Determine how many lines include the string "ylabel". Output that number only.
━━━ Provided information ━━━
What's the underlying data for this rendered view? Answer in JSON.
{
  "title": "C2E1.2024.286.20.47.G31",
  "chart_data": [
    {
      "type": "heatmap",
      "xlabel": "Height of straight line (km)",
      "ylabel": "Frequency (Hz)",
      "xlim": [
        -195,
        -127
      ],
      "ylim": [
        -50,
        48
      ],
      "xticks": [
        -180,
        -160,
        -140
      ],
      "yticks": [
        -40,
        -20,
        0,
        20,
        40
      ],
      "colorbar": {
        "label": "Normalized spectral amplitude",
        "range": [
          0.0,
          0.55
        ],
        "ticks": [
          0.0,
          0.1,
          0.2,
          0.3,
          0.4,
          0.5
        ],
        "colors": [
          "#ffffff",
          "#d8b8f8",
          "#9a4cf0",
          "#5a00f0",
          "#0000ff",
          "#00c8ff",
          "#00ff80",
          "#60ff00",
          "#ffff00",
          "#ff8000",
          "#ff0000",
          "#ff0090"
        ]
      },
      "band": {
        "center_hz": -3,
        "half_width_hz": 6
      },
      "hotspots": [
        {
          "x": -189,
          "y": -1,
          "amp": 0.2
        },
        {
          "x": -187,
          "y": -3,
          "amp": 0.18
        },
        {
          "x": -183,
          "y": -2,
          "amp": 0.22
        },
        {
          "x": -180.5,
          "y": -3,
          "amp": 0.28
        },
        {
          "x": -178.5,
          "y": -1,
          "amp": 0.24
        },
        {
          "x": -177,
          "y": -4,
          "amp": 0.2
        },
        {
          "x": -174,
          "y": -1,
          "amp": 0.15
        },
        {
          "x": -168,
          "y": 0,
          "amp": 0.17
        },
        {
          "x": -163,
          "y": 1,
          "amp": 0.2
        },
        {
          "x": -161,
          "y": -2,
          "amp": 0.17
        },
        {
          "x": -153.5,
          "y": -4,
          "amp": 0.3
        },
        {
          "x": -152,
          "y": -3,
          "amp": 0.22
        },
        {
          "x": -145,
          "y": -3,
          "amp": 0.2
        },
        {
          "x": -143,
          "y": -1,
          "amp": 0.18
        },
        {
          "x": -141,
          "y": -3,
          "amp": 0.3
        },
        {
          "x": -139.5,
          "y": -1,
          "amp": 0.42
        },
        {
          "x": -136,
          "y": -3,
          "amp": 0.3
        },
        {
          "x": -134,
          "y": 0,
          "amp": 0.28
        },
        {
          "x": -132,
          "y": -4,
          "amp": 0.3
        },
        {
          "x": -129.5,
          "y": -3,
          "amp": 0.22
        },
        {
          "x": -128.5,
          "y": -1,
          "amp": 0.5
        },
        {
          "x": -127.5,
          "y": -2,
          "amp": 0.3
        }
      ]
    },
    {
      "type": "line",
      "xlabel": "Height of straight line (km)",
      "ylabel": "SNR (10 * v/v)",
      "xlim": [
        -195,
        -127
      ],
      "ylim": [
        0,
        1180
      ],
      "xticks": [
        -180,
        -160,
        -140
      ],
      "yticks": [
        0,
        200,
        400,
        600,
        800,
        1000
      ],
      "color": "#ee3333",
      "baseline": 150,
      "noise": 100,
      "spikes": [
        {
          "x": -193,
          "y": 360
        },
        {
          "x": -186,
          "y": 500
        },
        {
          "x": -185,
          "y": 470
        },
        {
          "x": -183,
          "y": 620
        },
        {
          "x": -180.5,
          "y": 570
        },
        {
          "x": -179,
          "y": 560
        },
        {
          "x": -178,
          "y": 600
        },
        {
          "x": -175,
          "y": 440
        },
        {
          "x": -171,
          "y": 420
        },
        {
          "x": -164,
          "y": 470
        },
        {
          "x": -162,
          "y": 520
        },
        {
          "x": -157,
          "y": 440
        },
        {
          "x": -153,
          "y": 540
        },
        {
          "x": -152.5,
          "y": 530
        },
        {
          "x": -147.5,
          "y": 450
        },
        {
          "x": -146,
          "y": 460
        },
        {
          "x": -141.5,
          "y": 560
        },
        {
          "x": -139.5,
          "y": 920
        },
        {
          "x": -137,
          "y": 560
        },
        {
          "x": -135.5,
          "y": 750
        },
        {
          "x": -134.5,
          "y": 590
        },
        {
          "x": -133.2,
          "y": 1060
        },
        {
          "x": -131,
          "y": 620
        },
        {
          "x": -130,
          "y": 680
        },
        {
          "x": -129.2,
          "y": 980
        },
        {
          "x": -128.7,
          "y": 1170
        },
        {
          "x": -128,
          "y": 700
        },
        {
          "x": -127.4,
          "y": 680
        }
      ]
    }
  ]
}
━━━
- Correct answer: 2